Directive: Go through the data below and copy it exactly, skipping every picture.

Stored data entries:
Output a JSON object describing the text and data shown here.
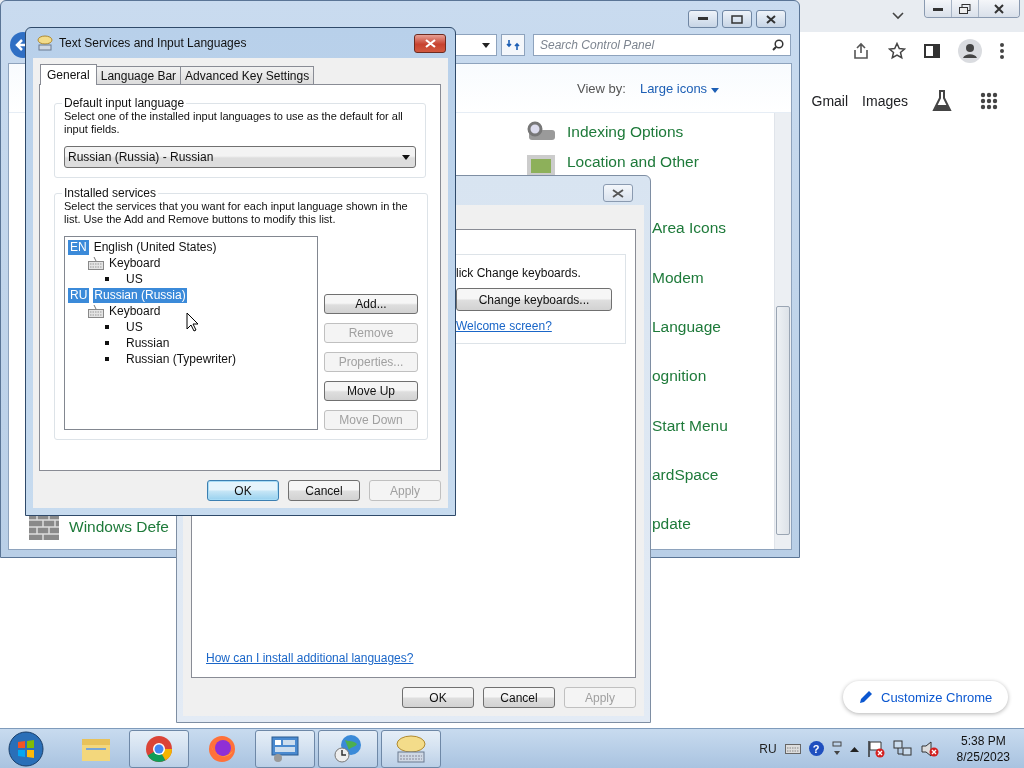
{
  "chrome": {
    "links": [
      "Gmail",
      "Images"
    ],
    "customize_button": "Customize Chrome"
  },
  "control_panel": {
    "search": {
      "placeholder": "Search Control Panel"
    },
    "view_by": {
      "label": "View by:",
      "value": "Large icons"
    },
    "items": [
      {
        "label": "Indexing Options",
        "kind": "icon"
      },
      {
        "label": "Location and Other",
        "kind": "icon"
      },
      {
        "label": "Area Icons",
        "kind": "cut"
      },
      {
        "label": "Modem",
        "kind": "cut"
      },
      {
        "label": "Language",
        "kind": "cut"
      },
      {
        "label": "ognition",
        "kind": "cut"
      },
      {
        "label": "Start Menu",
        "kind": "cut"
      },
      {
        "label": "ardSpace",
        "kind": "cut"
      },
      {
        "label": "pdate",
        "kind": "cut"
      }
    ],
    "left_items": [
      {
        "label": "Windows Defe"
      }
    ]
  },
  "region_dialog": {
    "instruction": "lick Change keyboards.",
    "change_button": "Change keyboards...",
    "welcome_link": "Welcome screen?",
    "install_link": "How can I install additional languages?",
    "buttons": [
      {
        "label": "OK",
        "disabled": false,
        "default": false
      },
      {
        "label": "Cancel",
        "disabled": false,
        "default": false
      },
      {
        "label": "Apply",
        "disabled": true,
        "default": false
      }
    ]
  },
  "text_services": {
    "title": "Text Services and Input Languages",
    "tabs": [
      {
        "label": "General",
        "selected": true
      },
      {
        "label": "Language Bar",
        "selected": false
      },
      {
        "label": "Advanced Key Settings",
        "selected": false
      }
    ],
    "default_group": {
      "legend": "Default input language",
      "description": "Select one of the installed input languages to use as the default for all input fields.",
      "value": "Russian (Russia) - Russian"
    },
    "services_group": {
      "legend": "Installed services",
      "description": "Select the services that you want for each input language shown in the list. Use the Add and Remove buttons to modify this list.",
      "tree": [
        {
          "badge": "EN",
          "label": "English (United States)",
          "selected": false,
          "children": [
            {
              "label": "Keyboard",
              "selected": false,
              "children": [
                {
                  "label": "US",
                  "selected": false
                }
              ]
            }
          ]
        },
        {
          "badge": "RU",
          "label": "Russian (Russia)",
          "selected": true,
          "children": [
            {
              "label": "Keyboard",
              "selected": false,
              "children": [
                {
                  "label": "US",
                  "selected": false
                },
                {
                  "label": "Russian",
                  "selected": false
                },
                {
                  "label": "Russian (Typewriter)",
                  "selected": false
                }
              ]
            }
          ]
        }
      ],
      "buttons": [
        {
          "label": "Add...",
          "disabled": false
        },
        {
          "label": "Remove",
          "disabled": true
        },
        {
          "label": "Properties...",
          "disabled": true
        },
        {
          "label": "Move Up",
          "disabled": false
        },
        {
          "label": "Move Down",
          "disabled": true
        }
      ]
    },
    "buttons": [
      {
        "label": "OK",
        "disabled": false,
        "default": true
      },
      {
        "label": "Cancel",
        "disabled": false,
        "default": false
      },
      {
        "label": "Apply",
        "disabled": true,
        "default": false
      }
    ]
  },
  "taskbar": {
    "apps": [
      {
        "kind": "explorer",
        "open": false
      },
      {
        "kind": "chrome",
        "open": true
      },
      {
        "kind": "firefox",
        "open": false
      },
      {
        "kind": "control-panel",
        "open": true
      },
      {
        "kind": "clock-globe",
        "open": true
      },
      {
        "kind": "keyboard",
        "open": true
      }
    ],
    "tray": {
      "language": "RU",
      "help": "?",
      "time": "5:38 PM",
      "date": "8/25/2023"
    }
  }
}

Finished answer:
Output a JSON object describing the text and data shown here.
{
  "chrome": {
    "links": [
      "Gmail",
      "Images"
    ],
    "customize_button": "Customize Chrome"
  },
  "control_panel": {
    "search": {
      "placeholder": "Search Control Panel"
    },
    "view_by": {
      "label": "View by:",
      "value": "Large icons"
    },
    "items": [
      {
        "label": "Indexing Options",
        "kind": "icon"
      },
      {
        "label": "Location and Other",
        "kind": "icon"
      },
      {
        "label": "Area Icons",
        "kind": "cut"
      },
      {
        "label": "Modem",
        "kind": "cut"
      },
      {
        "label": "Language",
        "kind": "cut"
      },
      {
        "label": "ognition",
        "kind": "cut"
      },
      {
        "label": "Start Menu",
        "kind": "cut"
      },
      {
        "label": "ardSpace",
        "kind": "cut"
      },
      {
        "label": "pdate",
        "kind": "cut"
      }
    ],
    "left_items": [
      {
        "label": "Windows Defe"
      }
    ]
  },
  "region_dialog": {
    "instruction": "lick Change keyboards.",
    "change_button": "Change keyboards...",
    "welcome_link": "Welcome screen?",
    "install_link": "How can I install additional languages?",
    "buttons": [
      {
        "label": "OK",
        "disabled": false,
        "default": false
      },
      {
        "label": "Cancel",
        "disabled": false,
        "default": false
      },
      {
        "label": "Apply",
        "disabled": true,
        "default": false
      }
    ]
  },
  "text_services": {
    "title": "Text Services and Input Languages",
    "tabs": [
      {
        "label": "General",
        "selected": true
      },
      {
        "label": "Language Bar",
        "selected": false
      },
      {
        "label": "Advanced Key Settings",
        "selected": false
      }
    ],
    "default_group": {
      "legend": "Default input language",
      "description": "Select one of the installed input languages to use as the default for all input fields.",
      "value": "Russian (Russia) - Russian"
    },
    "services_group": {
      "legend": "Installed services",
      "description": "Select the services that you want for each input language shown in the list. Use the Add and Remove buttons to modify this list.",
      "tree": [
        {
          "badge": "EN",
          "label": "English (United States)",
          "selected": false,
          "children": [
            {
              "label": "Keyboard",
              "selected": false,
              "children": [
                {
                  "label": "US",
                  "selected": false
                }
              ]
            }
          ]
        },
        {
          "badge": "RU",
          "label": "Russian (Russia)",
          "selected": true,
          "children": [
            {
              "label": "Keyboard",
              "selected": false,
              "children": [
                {
                  "label": "US",
                  "selected": false
                },
                {
                  "label": "Russian",
                  "selected": false
                },
                {
                  "label": "Russian (Typewriter)",
                  "selected": false
                }
              ]
            }
          ]
        }
      ],
      "buttons": [
        {
          "label": "Add...",
          "disabled": false
        },
        {
          "label": "Remove",
          "disabled": true
        },
        {
          "label": "Properties...",
          "disabled": true
        },
        {
          "label": "Move Up",
          "disabled": false
        },
        {
          "label": "Move Down",
          "disabled": true
        }
      ]
    },
    "buttons": [
      {
        "label": "OK",
        "disabled": false,
        "default": true
      },
      {
        "label": "Cancel",
        "disabled": false,
        "default": false
      },
      {
        "label": "Apply",
        "disabled": true,
        "default": false
      }
    ]
  },
  "taskbar": {
    "apps": [
      {
        "kind": "explorer",
        "open": false
      },
      {
        "kind": "chrome",
        "open": true
      },
      {
        "kind": "firefox",
        "open": false
      },
      {
        "kind": "control-panel",
        "open": true
      },
      {
        "kind": "clock-globe",
        "open": true
      },
      {
        "kind": "keyboard",
        "open": true
      }
    ],
    "tray": {
      "language": "RU",
      "help": "?",
      "time": "5:38 PM",
      "date": "8/25/2023"
    }
  }
}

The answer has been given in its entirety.